- [Instructions for the task]
Below is a block of records; return all of them exactly, but without the images.
○ ○ ○ ○
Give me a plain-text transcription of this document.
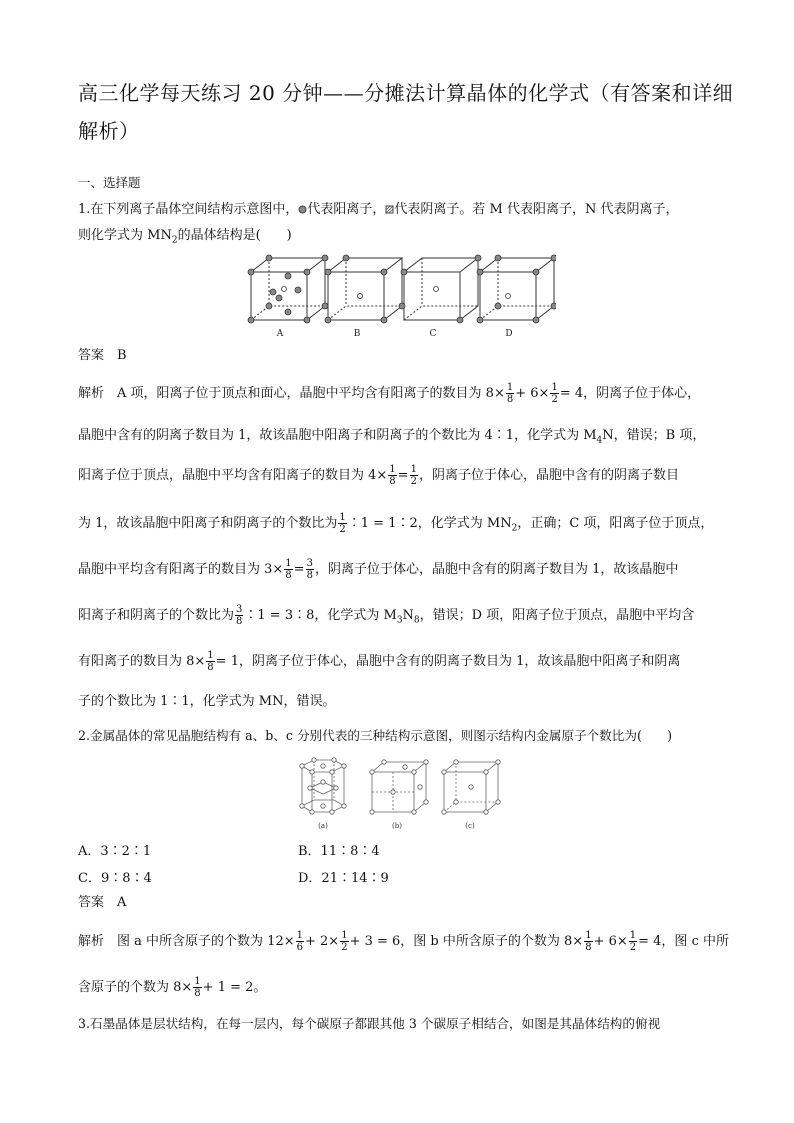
高三化学每天练习 20 分钟——分摊法计算晶体的化学式（有答案和详细解析）
一、选择题
1.在下列离子晶体空间结构示意图中， 代表阳离子， 代表阴离子。若 M 代表阳离子，N 代表阴离子，
则化学式为 $MN_2$的晶体结构是(　　)
A	B	C	D
答案　 B
解析　 A 项，阳离子位于顶点和面心，晶胞中平均含有阳离子的数目为 $8\times \frac{1}{8} + 6\times \frac{1}{2} = 4$，阴离子位于体心，
晶胞中含有的阴离子数目为 1，故该晶胞中阳离子和阴离子的个数比为 4∶1，化学式为 $M_4N$，错误；B 项，
阳离子位于顶点，晶胞中平均含有阳离子的数目为 $4\times \frac{1}{8} = \frac{1}{2}$ ，阴离子位于体心，晶胞中含有的阴离子数目
为 1，故该晶胞中阳离子和阴离子的个数比为 $\frac{1}{2}$ ∶1 = 1∶2，化学式为 $MN_2$，正确；C 项，阳离子位于顶点，
晶胞中平均含有阳离子的数目为 $3\times \frac{1}{8} = \frac{3}{8}$ ，阴离子位于体心，晶胞中含有的阴离子数目为 1，故该晶胞中
阳离子和阴离子的个数比为 $\frac{3}{8}$ ∶1 = 3∶8，化学式为 $M_3N_8$，错误；D 项，阳离子位于顶点，晶胞中平均含
有阳离子的数目为 $8\times \frac{1}{8} = 1$，阴离子位于体心，晶胞中含有的阴离子数目为 1，故该晶胞中阳离子和阴离
子的个数比为 1∶1，化学式为 MN，错误。
2.金属晶体的常见晶胞结构有 a、b、c 分别代表的三种结构示意图，则图示结构内金属原子个数比为(　　)
(a)	(b)	(c)
A．3∶2∶1	B．11∶8∶4
C．9∶8∶4	D．21∶14∶9
答案　 A
解析　 图 a 中所含原子的个数为 $12\times \frac{1}{6} + 2\times \frac{1}{2} + 3 = 6$，图 b 中所含原子的个数为 $8\times \frac{1}{8} + 6\times \frac{1}{2} = 4$，图 c 中所
含原子的个数为 $8\times \frac{1}{8} + 1 = 2$。
3.石墨晶体是层状结构，在每一层内，每个碳原子都跟其他 3 个碳原子相结合，如图是其晶体结构的俯视
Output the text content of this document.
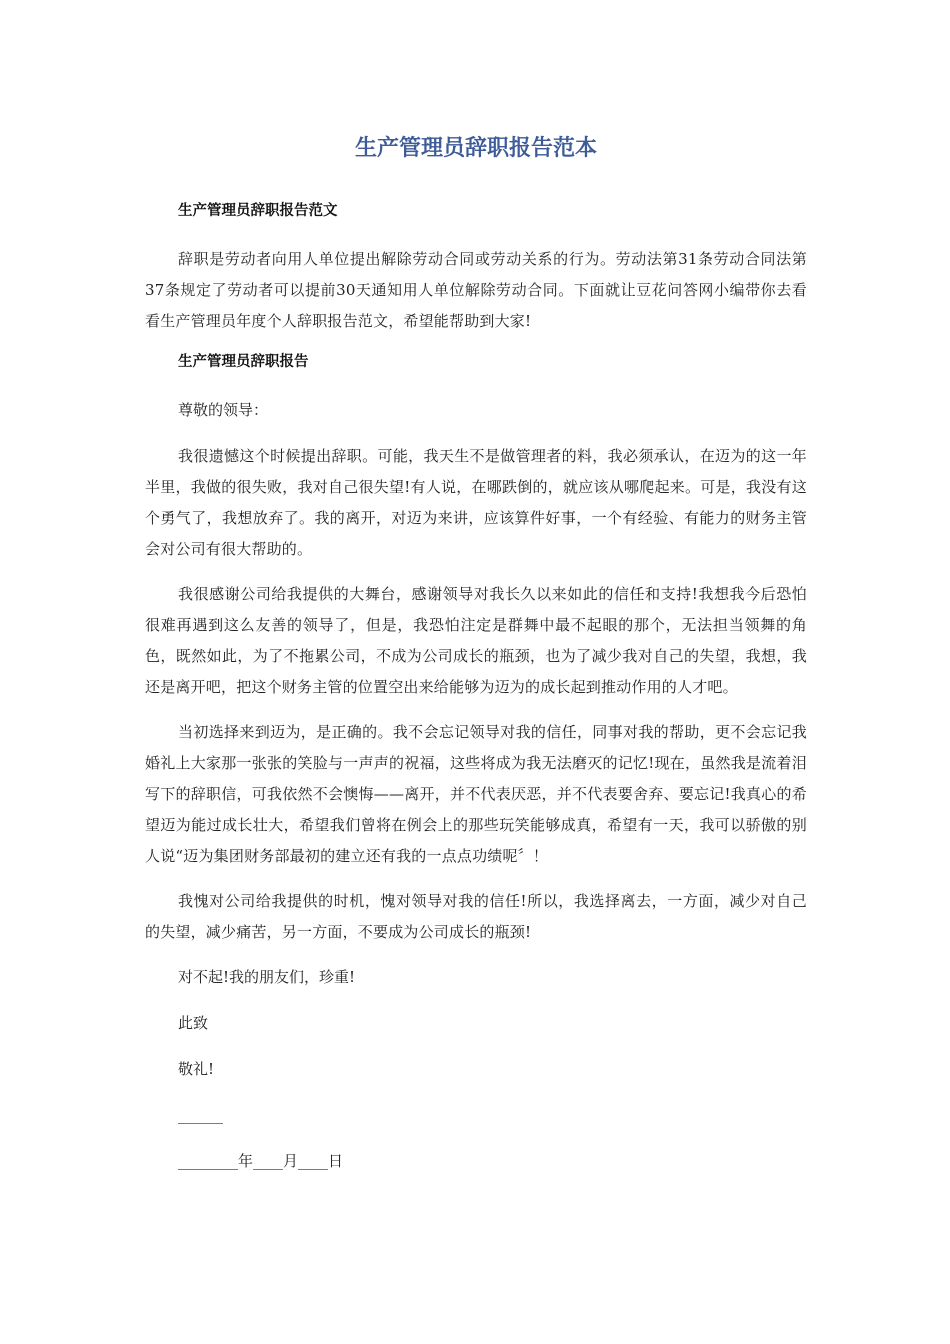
生产管理员辞职报告范本
生产管理员辞职报告范文

辞职是劳动者向用人单位提出解除劳动合同或劳动关系的行为。劳动法第31条劳动合同法第37条规定了劳动者可以提前30天通知用人单位解除劳动合同。下面就让豆花问答网小编带你去看看生产管理员年度个人辞职报告范文，希望能帮助到大家!

生产管理员辞职报告

尊敬的领导：

我很遗憾这个时候提出辞职。可能，我天生不是做管理者的料，我必须承认，在迈为的这一年半里，我做的很失败，我对自己很失望!有人说，在哪跌倒的，就应该从哪爬起来。可是，我没有这个勇气了，我想放弃了。我的离开，对迈为来讲，应该算件好事，一个有经验、有能力的财务主管会对公司有很大帮助的。

我很感谢公司给我提供的大舞台，感谢领导对我长久以来如此的信任和支持!我想我今后恐怕很难再遇到这么友善的领导了，但是，我恐怕注定是群舞中最不起眼的那个，无法担当领舞的角色，既然如此，为了不拖累公司，不成为公司成长的瓶颈，也为了减少我对自己的失望，我想，我还是离开吧，把这个财务主管的位置空出来给能够为迈为的成长起到推动作用的人才吧。

当初选择来到迈为，是正确的。我不会忘记领导对我的信任，同事对我的帮助，更不会忘记我婚礼上大家那一张张的笑脸与一声声的祝福，这些将成为我无法磨灭的记忆!现在，虽然我是流着泪写下的辞职信，可我依然不会懊悔——离开，并不代表厌恶，并不代表要舍弃、要忘记!我真心的希望迈为能过成长壮大，希望我们曾将在例会上的那些玩笑能够成真，希望有一天，我可以骄傲的别人说“迈为集团财务部最初的建立还有我的一点点功绩呢〞！

我愧对公司给我提供的时机，愧对领导对我的信任!所以，我选择离去，一方面，减少对自己的失望，减少痛苦，另一方面，不要成为公司成长的瓶颈!

对不起!我的朋友们，珍重!

此致

敬礼!

______

________年____月____日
○ ○ ○ ○
- [Answer to the problem]
Give me a plain-text transcription of this document.
高三化学每天练习 20 分钟——分摊法计算晶体的化学式（有答案和详细解析）
一、选择题
1.在下列离子晶体空间结构示意图中， 代表阳离子， 代表阴离子。若 M 代表阳离子，N 代表阴离子，
则化学式为 $MN_2$的晶体结构是(　　)
A	B	C	D
答案　 B
解析　 A 项，阳离子位于顶点和面心，晶胞中平均含有阳离子的数目为 $8\times \frac{1}{8} + 6\times \frac{1}{2} = 4$，阴离子位于体心，
晶胞中含有的阴离子数目为 1，故该晶胞中阳离子和阴离子的个数比为 4∶1，化学式为 $M_4N$，错误；B 项，
阳离子位于顶点，晶胞中平均含有阳离子的数目为 $4\times \frac{1}{8} = \frac{1}{2}$ ，阴离子位于体心，晶胞中含有的阴离子数目
为 1，故该晶胞中阳离子和阴离子的个数比为 $\frac{1}{2}$ ∶1 = 1∶2，化学式为 $MN_2$，正确；C 项，阳离子位于顶点，
晶胞中平均含有阳离子的数目为 $3\times \frac{1}{8} = \frac{3}{8}$ ，阴离子位于体心，晶胞中含有的阴离子数目为 1，故该晶胞中
阳离子和阴离子的个数比为 $\frac{3}{8}$ ∶1 = 3∶8，化学式为 $M_3N_8$，错误；D 项，阳离子位于顶点，晶胞中平均含
有阳离子的数目为 $8\times \frac{1}{8} = 1$，阴离子位于体心，晶胞中含有的阴离子数目为 1，故该晶胞中阳离子和阴离
子的个数比为 1∶1，化学式为 MN，错误。
2.金属晶体的常见晶胞结构有 a、b、c 分别代表的三种结构示意图，则图示结构内金属原子个数比为(　　)
(a)	(b)	(c)
A．3∶2∶1	B．11∶8∶4
C．9∶8∶4	D．21∶14∶9
答案　 A
解析　 图 a 中所含原子的个数为 $12\times \frac{1}{6} + 2\times \frac{1}{2} + 3 = 6$，图 b 中所含原子的个数为 $8\times \frac{1}{8} + 6\times \frac{1}{2} = 4$，图 c 中所
含原子的个数为 $8\times \frac{1}{8} + 1 = 2$。
3.石墨晶体是层状结构，在每一层内，每个碳原子都跟其他 3 个碳原子相结合，如图是其晶体结构的俯视
Output the text content of this document.
生产管理员辞职报告范本
生产管理员辞职报告范文

辞职是劳动者向用人单位提出解除劳动合同或劳动关系的行为。劳动法第31条劳动合同法第37条规定了劳动者可以提前30天通知用人单位解除劳动合同。下面就让豆花问答网小编带你去看看生产管理员年度个人辞职报告范文，希望能帮助到大家!

生产管理员辞职报告

尊敬的领导：

我很遗憾这个时候提出辞职。可能，我天生不是做管理者的料，我必须承认，在迈为的这一年半里，我做的很失败，我对自己很失望!有人说，在哪跌倒的，就应该从哪爬起来。可是，我没有这个勇气了，我想放弃了。我的离开，对迈为来讲，应该算件好事，一个有经验、有能力的财务主管会对公司有很大帮助的。

我很感谢公司给我提供的大舞台，感谢领导对我长久以来如此的信任和支持!我想我今后恐怕很难再遇到这么友善的领导了，但是，我恐怕注定是群舞中最不起眼的那个，无法担当领舞的角色，既然如此，为了不拖累公司，不成为公司成长的瓶颈，也为了减少我对自己的失望，我想，我还是离开吧，把这个财务主管的位置空出来给能够为迈为的成长起到推动作用的人才吧。

当初选择来到迈为，是正确的。我不会忘记领导对我的信任，同事对我的帮助，更不会忘记我婚礼上大家那一张张的笑脸与一声声的祝福，这些将成为我无法磨灭的记忆!现在，虽然我是流着泪写下的辞职信，可我依然不会懊悔——离开，并不代表厌恶，并不代表要舍弃、要忘记!我真心的希望迈为能过成长壮大，希望我们曾将在例会上的那些玩笑能够成真，希望有一天，我可以骄傲的别人说“迈为集团财务部最初的建立还有我的一点点功绩呢〞！

我愧对公司给我提供的时机，愧对领导对我的信任!所以，我选择离去，一方面，减少对自己的失望，减少痛苦，另一方面，不要成为公司成长的瓶颈!

对不起!我的朋友们，珍重!

此致

敬礼!

______

________年____月____日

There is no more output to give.